YOUR TASK -> Only a number is wanted: how many lines in the records below contain "layers"?

GIVEN INFORMATION ->
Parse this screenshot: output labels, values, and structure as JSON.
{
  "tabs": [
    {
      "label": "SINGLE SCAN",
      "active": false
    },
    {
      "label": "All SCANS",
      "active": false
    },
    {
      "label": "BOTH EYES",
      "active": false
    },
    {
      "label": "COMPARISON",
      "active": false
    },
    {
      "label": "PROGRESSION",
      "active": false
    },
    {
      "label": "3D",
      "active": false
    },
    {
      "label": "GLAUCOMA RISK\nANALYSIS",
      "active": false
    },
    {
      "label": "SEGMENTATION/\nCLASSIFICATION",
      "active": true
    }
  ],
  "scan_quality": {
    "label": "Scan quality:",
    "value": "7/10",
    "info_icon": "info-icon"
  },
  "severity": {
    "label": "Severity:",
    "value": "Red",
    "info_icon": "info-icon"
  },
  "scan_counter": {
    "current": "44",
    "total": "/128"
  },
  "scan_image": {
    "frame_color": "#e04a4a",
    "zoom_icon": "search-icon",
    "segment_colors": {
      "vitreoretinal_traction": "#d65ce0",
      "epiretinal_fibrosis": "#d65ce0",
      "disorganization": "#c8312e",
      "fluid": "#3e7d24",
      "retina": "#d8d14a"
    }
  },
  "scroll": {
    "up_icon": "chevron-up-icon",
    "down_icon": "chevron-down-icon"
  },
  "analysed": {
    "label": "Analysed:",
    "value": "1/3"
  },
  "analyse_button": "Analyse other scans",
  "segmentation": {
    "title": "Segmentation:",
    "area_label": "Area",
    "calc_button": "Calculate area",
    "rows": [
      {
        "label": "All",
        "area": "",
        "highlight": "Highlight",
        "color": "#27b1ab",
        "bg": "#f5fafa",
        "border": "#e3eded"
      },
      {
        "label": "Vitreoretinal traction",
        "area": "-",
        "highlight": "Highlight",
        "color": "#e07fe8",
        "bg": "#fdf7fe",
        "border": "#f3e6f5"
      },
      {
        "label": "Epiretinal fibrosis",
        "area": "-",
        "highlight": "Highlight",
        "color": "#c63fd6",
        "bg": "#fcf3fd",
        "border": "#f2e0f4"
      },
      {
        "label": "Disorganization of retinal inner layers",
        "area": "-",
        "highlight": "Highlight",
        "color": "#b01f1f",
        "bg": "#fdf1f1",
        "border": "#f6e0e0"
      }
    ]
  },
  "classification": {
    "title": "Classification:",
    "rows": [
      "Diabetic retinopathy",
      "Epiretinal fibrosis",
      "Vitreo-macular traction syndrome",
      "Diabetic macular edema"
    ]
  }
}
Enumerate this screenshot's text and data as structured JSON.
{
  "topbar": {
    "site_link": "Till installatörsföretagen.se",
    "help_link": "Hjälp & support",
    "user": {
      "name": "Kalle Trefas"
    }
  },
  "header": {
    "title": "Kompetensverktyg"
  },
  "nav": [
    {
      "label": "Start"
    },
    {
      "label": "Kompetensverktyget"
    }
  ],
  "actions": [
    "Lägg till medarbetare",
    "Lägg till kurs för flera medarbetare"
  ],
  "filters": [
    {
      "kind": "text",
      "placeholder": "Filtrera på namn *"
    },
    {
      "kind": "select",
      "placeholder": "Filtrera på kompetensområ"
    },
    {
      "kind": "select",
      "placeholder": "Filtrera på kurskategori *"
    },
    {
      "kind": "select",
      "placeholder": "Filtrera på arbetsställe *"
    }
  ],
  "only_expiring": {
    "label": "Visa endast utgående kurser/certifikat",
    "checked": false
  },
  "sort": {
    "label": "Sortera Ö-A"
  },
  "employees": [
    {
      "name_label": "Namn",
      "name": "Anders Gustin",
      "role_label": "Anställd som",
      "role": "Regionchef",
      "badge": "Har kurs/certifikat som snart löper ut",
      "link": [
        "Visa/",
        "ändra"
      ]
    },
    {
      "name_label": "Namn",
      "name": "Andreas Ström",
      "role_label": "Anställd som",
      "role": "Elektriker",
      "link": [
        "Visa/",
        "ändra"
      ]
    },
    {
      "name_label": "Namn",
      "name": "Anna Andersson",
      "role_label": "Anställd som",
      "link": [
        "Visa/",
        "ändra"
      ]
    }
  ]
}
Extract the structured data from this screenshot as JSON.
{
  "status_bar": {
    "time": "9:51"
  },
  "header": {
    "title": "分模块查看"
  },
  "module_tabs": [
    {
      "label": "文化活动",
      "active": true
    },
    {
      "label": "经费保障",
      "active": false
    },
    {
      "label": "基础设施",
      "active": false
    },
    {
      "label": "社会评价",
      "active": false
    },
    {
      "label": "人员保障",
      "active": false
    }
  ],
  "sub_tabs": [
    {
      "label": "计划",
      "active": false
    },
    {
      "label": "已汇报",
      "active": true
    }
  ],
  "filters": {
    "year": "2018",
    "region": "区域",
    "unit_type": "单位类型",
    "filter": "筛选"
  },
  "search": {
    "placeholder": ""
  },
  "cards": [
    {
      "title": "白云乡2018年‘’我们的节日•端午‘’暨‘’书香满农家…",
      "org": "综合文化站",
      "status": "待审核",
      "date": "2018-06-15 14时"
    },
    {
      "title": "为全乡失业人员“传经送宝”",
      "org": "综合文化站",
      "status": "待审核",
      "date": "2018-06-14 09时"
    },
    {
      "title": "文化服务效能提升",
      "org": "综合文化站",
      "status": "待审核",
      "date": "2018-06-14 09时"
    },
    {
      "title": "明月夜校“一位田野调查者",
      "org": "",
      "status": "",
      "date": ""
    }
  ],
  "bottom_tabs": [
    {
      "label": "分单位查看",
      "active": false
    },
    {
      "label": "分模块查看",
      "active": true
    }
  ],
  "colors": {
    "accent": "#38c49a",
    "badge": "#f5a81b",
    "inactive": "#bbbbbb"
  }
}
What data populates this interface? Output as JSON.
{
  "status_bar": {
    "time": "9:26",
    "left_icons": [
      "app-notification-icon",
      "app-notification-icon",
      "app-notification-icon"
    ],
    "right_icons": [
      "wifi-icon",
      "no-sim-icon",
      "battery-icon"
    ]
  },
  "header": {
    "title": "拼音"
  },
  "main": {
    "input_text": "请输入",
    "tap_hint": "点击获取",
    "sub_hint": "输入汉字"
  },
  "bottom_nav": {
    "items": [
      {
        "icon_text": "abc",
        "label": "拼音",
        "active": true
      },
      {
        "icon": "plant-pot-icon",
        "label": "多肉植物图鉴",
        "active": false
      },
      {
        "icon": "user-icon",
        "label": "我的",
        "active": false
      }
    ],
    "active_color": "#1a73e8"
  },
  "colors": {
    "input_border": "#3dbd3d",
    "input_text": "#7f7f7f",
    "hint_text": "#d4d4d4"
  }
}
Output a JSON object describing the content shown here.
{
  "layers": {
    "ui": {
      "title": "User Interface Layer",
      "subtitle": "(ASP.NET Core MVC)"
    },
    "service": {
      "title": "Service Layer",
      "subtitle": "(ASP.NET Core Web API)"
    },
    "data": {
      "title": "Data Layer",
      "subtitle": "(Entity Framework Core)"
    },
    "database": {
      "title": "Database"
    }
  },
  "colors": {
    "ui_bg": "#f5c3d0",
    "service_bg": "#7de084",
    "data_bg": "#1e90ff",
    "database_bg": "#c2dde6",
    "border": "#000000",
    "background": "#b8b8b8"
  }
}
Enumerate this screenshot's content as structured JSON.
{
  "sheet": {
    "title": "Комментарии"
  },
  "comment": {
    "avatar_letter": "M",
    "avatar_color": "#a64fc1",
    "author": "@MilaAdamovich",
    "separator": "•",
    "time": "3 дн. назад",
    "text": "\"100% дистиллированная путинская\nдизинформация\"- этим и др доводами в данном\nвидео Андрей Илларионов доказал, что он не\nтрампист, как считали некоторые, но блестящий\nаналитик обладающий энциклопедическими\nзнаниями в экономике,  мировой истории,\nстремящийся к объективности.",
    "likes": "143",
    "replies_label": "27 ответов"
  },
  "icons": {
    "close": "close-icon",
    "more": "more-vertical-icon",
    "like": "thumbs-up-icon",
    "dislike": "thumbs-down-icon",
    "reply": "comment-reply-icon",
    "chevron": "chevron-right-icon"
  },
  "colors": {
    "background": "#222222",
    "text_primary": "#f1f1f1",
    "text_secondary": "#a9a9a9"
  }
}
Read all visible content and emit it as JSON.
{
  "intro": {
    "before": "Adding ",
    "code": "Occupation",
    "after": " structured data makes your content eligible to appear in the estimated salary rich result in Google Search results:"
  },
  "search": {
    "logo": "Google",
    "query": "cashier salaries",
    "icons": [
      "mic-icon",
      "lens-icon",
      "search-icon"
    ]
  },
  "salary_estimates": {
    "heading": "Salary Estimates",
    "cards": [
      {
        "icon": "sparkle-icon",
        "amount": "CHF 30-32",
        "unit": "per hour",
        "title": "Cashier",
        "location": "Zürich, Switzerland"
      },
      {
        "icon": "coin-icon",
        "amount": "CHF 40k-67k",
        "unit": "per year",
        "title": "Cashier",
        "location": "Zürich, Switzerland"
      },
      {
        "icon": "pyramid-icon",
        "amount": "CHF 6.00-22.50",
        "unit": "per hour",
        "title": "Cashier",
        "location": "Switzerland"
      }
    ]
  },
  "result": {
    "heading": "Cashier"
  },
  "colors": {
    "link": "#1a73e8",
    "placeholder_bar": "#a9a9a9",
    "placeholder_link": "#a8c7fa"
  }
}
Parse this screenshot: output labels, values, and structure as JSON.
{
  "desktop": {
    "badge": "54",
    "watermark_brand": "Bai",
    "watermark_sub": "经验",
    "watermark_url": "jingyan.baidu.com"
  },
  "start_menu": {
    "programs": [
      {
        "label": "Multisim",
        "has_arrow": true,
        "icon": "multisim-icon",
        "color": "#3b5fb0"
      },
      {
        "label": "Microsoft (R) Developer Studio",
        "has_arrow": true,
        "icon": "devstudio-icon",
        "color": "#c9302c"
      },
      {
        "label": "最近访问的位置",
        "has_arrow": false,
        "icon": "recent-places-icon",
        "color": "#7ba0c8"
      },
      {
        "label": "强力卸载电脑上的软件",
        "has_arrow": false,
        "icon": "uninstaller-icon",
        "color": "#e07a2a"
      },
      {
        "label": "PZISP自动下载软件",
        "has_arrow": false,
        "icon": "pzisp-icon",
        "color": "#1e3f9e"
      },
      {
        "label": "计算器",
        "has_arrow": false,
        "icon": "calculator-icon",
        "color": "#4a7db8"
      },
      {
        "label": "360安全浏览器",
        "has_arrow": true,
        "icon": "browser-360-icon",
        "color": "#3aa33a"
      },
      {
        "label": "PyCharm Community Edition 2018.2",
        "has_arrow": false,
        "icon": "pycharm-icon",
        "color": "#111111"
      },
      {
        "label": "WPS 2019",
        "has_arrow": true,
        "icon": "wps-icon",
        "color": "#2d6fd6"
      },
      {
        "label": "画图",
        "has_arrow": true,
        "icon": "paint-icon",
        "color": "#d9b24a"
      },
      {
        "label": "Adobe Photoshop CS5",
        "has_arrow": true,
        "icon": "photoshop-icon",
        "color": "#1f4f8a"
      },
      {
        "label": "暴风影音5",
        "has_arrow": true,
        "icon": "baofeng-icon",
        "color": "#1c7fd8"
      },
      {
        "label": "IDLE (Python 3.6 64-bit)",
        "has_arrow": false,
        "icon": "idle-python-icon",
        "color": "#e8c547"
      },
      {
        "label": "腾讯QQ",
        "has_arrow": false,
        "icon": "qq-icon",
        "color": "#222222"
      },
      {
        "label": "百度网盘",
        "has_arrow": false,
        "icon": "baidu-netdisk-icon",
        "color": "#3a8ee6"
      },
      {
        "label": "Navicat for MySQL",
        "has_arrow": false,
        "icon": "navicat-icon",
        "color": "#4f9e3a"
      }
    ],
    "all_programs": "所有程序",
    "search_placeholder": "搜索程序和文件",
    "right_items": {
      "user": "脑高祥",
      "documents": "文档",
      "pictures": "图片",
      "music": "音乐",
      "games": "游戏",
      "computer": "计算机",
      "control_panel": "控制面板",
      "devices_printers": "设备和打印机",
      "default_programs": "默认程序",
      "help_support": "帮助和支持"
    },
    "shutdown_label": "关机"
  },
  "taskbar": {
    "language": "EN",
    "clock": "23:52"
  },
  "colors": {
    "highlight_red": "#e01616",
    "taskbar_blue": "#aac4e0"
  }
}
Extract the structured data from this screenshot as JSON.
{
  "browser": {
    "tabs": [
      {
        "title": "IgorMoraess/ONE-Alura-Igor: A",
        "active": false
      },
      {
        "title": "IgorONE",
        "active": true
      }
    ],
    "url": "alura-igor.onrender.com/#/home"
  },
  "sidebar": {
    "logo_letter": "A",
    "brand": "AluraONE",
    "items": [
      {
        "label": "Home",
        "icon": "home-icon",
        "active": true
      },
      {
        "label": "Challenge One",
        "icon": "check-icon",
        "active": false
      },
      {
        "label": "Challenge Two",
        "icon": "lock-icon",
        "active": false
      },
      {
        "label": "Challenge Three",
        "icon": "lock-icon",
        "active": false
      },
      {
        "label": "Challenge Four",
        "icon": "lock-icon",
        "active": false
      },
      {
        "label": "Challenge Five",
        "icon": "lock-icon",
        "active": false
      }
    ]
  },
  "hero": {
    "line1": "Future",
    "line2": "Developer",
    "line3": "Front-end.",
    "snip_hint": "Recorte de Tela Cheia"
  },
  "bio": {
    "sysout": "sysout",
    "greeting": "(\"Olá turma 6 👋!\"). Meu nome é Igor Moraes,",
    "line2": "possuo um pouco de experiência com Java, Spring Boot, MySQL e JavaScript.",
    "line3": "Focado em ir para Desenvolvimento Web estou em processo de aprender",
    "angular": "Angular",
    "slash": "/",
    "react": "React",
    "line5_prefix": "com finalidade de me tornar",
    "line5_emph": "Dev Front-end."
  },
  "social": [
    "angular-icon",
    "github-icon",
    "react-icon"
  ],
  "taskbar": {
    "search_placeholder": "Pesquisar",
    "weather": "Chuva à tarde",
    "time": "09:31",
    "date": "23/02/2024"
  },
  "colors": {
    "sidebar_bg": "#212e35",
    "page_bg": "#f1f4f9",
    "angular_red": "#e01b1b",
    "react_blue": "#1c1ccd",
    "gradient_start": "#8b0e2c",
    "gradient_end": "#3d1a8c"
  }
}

WRITTEN REPLY -> 2